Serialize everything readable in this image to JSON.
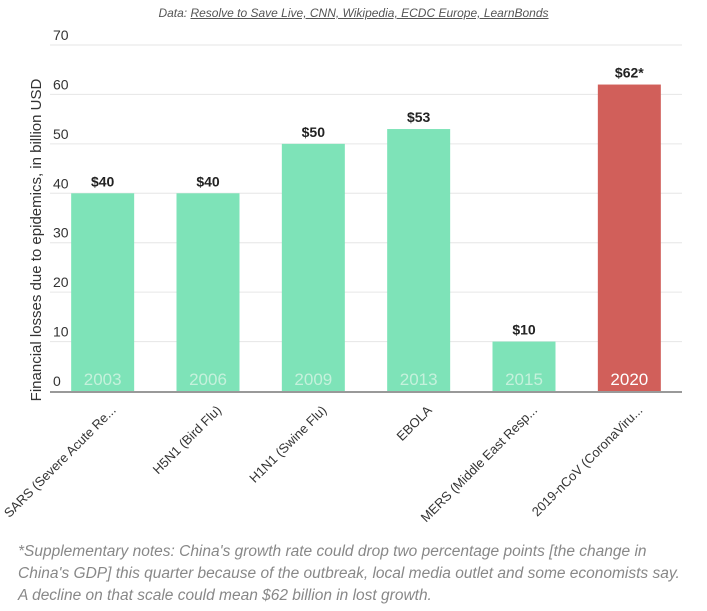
{
  "source": {
    "prefix": "Data: ",
    "links": "Resolve to Save Live, CNN, Wikipedia, ECDC Europe, LearnBonds"
  },
  "chart_data": {
    "type": "bar",
    "ylabel": "Financial losses due to epidemics, in billion USD",
    "ylim": [
      0,
      70
    ],
    "yticks": [
      0,
      10,
      20,
      30,
      40,
      50,
      60,
      70
    ],
    "grid": true,
    "categories": [
      "SARS (Severe Acute Re...",
      "H5N1 (Bird Flu)",
      "H1N1 (Swine Flu)",
      "EBOLA",
      "MERS (Middle East Resp...",
      "2019-nCoV (CoronaViru..."
    ],
    "years": [
      "2003",
      "2006",
      "2009",
      "2013",
      "2015",
      "2020"
    ],
    "values": [
      40,
      40,
      50,
      53,
      10,
      62
    ],
    "data_labels": [
      "$40",
      "$40",
      "$50",
      "$53",
      "$10",
      "$62*"
    ],
    "colors": {
      "default": "#7ee3b8",
      "highlight": "#d15f5a",
      "year_on_default": "#c5f1dc",
      "year_on_highlight": "#ffffff"
    },
    "highlight_index": 5
  },
  "notes": "*Supplementary notes: China's growth rate could drop two percentage points [the change in China's GDP] this quarter because of the outbreak, local media outlet and some economists say. A decline on that scale could mean $62 billion in lost growth."
}
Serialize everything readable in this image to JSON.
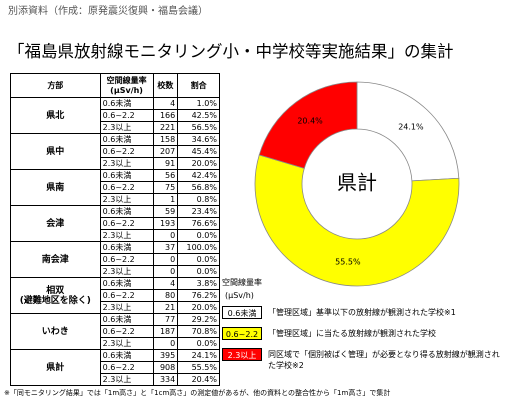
{
  "header": {
    "note": "別添資料（作成：原発震災復興・福島会議）",
    "title": "「福島県放射線モニタリング小・中学校等実施結果」の集計"
  },
  "table": {
    "header": [
      "方部",
      "空間線量率\n(μSv/h)",
      "校数",
      "割合"
    ],
    "groups": [
      {
        "region": "県北",
        "rows": [
          [
            "0.6未満",
            "4",
            "1.0%"
          ],
          [
            "0.6~2.2",
            "166",
            "42.5%"
          ],
          [
            "2.3以上",
            "221",
            "56.5%"
          ]
        ]
      },
      {
        "region": "県中",
        "rows": [
          [
            "0.6未満",
            "158",
            "34.6%"
          ],
          [
            "0.6~2.2",
            "207",
            "45.4%"
          ],
          [
            "2.3以上",
            "91",
            "20.0%"
          ]
        ]
      },
      {
        "region": "県南",
        "rows": [
          [
            "0.6未満",
            "56",
            "42.4%"
          ],
          [
            "0.6~2.2",
            "75",
            "56.8%"
          ],
          [
            "2.3以上",
            "1",
            "0.8%"
          ]
        ]
      },
      {
        "region": "会津",
        "rows": [
          [
            "0.6未満",
            "59",
            "23.4%"
          ],
          [
            "0.6~2.2",
            "193",
            "76.6%"
          ],
          [
            "2.3以上",
            "0",
            "0.0%"
          ]
        ]
      },
      {
        "region": "南会津",
        "rows": [
          [
            "0.6未満",
            "37",
            "100.0%"
          ],
          [
            "0.6~2.2",
            "0",
            "0.0%"
          ],
          [
            "2.3以上",
            "0",
            "0.0%"
          ]
        ]
      },
      {
        "region": "相双\n(避難地区を除く)",
        "rows": [
          [
            "0.6未満",
            "4",
            "3.8%"
          ],
          [
            "0.6~2.2",
            "80",
            "76.2%"
          ],
          [
            "2.3以上",
            "21",
            "20.0%"
          ]
        ]
      },
      {
        "region": "いわき",
        "rows": [
          [
            "0.6未満",
            "77",
            "29.2%"
          ],
          [
            "0.6~2.2",
            "187",
            "70.8%"
          ],
          [
            "2.3以上",
            "0",
            "0.0%"
          ]
        ]
      },
      {
        "region": "県計",
        "rows": [
          [
            "0.6未満",
            "395",
            "24.1%"
          ],
          [
            "0.6~2.2",
            "908",
            "55.5%"
          ],
          [
            "2.3以上",
            "334",
            "20.4%"
          ]
        ]
      }
    ]
  },
  "donut": {
    "center": "県計",
    "values": [
      24.1,
      55.5,
      20.4
    ],
    "value_labels": [
      "24.1%",
      "55.5%",
      "20.4%"
    ],
    "colors": [
      "#ffffff",
      "#ffff00",
      "#ff0000"
    ]
  },
  "legend": {
    "title": "空間線量率",
    "unit": "(μSv/h)",
    "items": [
      {
        "label": "0.6未満",
        "color": "#ffffff",
        "text": "「管理区域」基準以下の放射線が観測された学校※1"
      },
      {
        "label": "0.6~2.2",
        "color": "#ffff00",
        "text": "「管理区域」に当たる放射線が観測された学校"
      },
      {
        "label": "2.3以上",
        "color": "#ff0000",
        "text": "同区域で「個別被ばく管理」が必要となり得る放射線が観測された学校※2"
      }
    ]
  },
  "footnote": "※「同モニタリング結果」では「1m高さ」と「1cm高さ」の測定値があるが、他の資料との整合性から「1m高さ」で集計"
}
——————————
## GOAL OF THE EXERCISE:
Print the complete listing exactly as it stands, without its pictures.

## EXERCISE RESULT:
Serialize everything readable in this image to JSON.
{
  "source": {
    "prefix": "Data: ",
    "links": "Resolve to Save Live, CNN, Wikipedia, ECDC Europe, LearnBonds"
  },
  "chart_data": {
    "type": "bar",
    "ylabel": "Financial losses due to epidemics, in billion USD",
    "ylim": [
      0,
      70
    ],
    "yticks": [
      0,
      10,
      20,
      30,
      40,
      50,
      60,
      70
    ],
    "grid": true,
    "categories": [
      "SARS (Severe Acute Re...",
      "H5N1 (Bird Flu)",
      "H1N1 (Swine Flu)",
      "EBOLA",
      "MERS (Middle East Resp...",
      "2019-nCoV (CoronaViru..."
    ],
    "years": [
      "2003",
      "2006",
      "2009",
      "2013",
      "2015",
      "2020"
    ],
    "values": [
      40,
      40,
      50,
      53,
      10,
      62
    ],
    "data_labels": [
      "$40",
      "$40",
      "$50",
      "$53",
      "$10",
      "$62*"
    ],
    "colors": {
      "default": "#7ee3b8",
      "highlight": "#d15f5a",
      "year_on_default": "#c5f1dc",
      "year_on_highlight": "#ffffff"
    },
    "highlight_index": 5
  },
  "notes": "*Supplementary notes: China's growth rate could drop two percentage points [the change in China's GDP] this quarter because of the outbreak, local media outlet and some economists say. A decline on that scale could mean $62 billion in lost growth."
}
Serialize everything readable in this image to JSON.
{
  "header": {
    "note": "別添資料（作成：原発震災復興・福島会議）",
    "title": "「福島県放射線モニタリング小・中学校等実施結果」の集計"
  },
  "table": {
    "header": [
      "方部",
      "空間線量率\n(μSv/h)",
      "校数",
      "割合"
    ],
    "groups": [
      {
        "region": "県北",
        "rows": [
          [
            "0.6未満",
            "4",
            "1.0%"
          ],
          [
            "0.6~2.2",
            "166",
            "42.5%"
          ],
          [
            "2.3以上",
            "221",
            "56.5%"
          ]
        ]
      },
      {
        "region": "県中",
        "rows": [
          [
            "0.6未満",
            "158",
            "34.6%"
          ],
          [
            "0.6~2.2",
            "207",
            "45.4%"
          ],
          [
            "2.3以上",
            "91",
            "20.0%"
          ]
        ]
      },
      {
        "region": "県南",
        "rows": [
          [
            "0.6未満",
            "56",
            "42.4%"
          ],
          [
            "0.6~2.2",
            "75",
            "56.8%"
          ],
          [
            "2.3以上",
            "1",
            "0.8%"
          ]
        ]
      },
      {
        "region": "会津",
        "rows": [
          [
            "0.6未満",
            "59",
            "23.4%"
          ],
          [
            "0.6~2.2",
            "193",
            "76.6%"
          ],
          [
            "2.3以上",
            "0",
            "0.0%"
          ]
        ]
      },
      {
        "region": "南会津",
        "rows": [
          [
            "0.6未満",
            "37",
            "100.0%"
          ],
          [
            "0.6~2.2",
            "0",
            "0.0%"
          ],
          [
            "2.3以上",
            "0",
            "0.0%"
          ]
        ]
      },
      {
        "region": "相双\n(避難地区を除く)",
        "rows": [
          [
            "0.6未満",
            "4",
            "3.8%"
          ],
          [
            "0.6~2.2",
            "80",
            "76.2%"
          ],
          [
            "2.3以上",
            "21",
            "20.0%"
          ]
        ]
      },
      {
        "region": "いわき",
        "rows": [
          [
            "0.6未満",
            "77",
            "29.2%"
          ],
          [
            "0.6~2.2",
            "187",
            "70.8%"
          ],
          [
            "2.3以上",
            "0",
            "0.0%"
          ]
        ]
      },
      {
        "region": "県計",
        "rows": [
          [
            "0.6未満",
            "395",
            "24.1%"
          ],
          [
            "0.6~2.2",
            "908",
            "55.5%"
          ],
          [
            "2.3以上",
            "334",
            "20.4%"
          ]
        ]
      }
    ]
  },
  "donut": {
    "center": "県計",
    "values": [
      24.1,
      55.5,
      20.4
    ],
    "value_labels": [
      "24.1%",
      "55.5%",
      "20.4%"
    ],
    "colors": [
      "#ffffff",
      "#ffff00",
      "#ff0000"
    ]
  },
  "legend": {
    "title": "空間線量率",
    "unit": "(μSv/h)",
    "items": [
      {
        "label": "0.6未満",
        "color": "#ffffff",
        "text": "「管理区域」基準以下の放射線が観測された学校※1"
      },
      {
        "label": "0.6~2.2",
        "color": "#ffff00",
        "text": "「管理区域」に当たる放射線が観測された学校"
      },
      {
        "label": "2.3以上",
        "color": "#ff0000",
        "text": "同区域で「個別被ばく管理」が必要となり得る放射線が観測された学校※2"
      }
    ]
  },
  "footnote": "※「同モニタリング結果」では「1m高さ」と「1cm高さ」の測定値があるが、他の資料との整合性から「1m高さ」で集計"
}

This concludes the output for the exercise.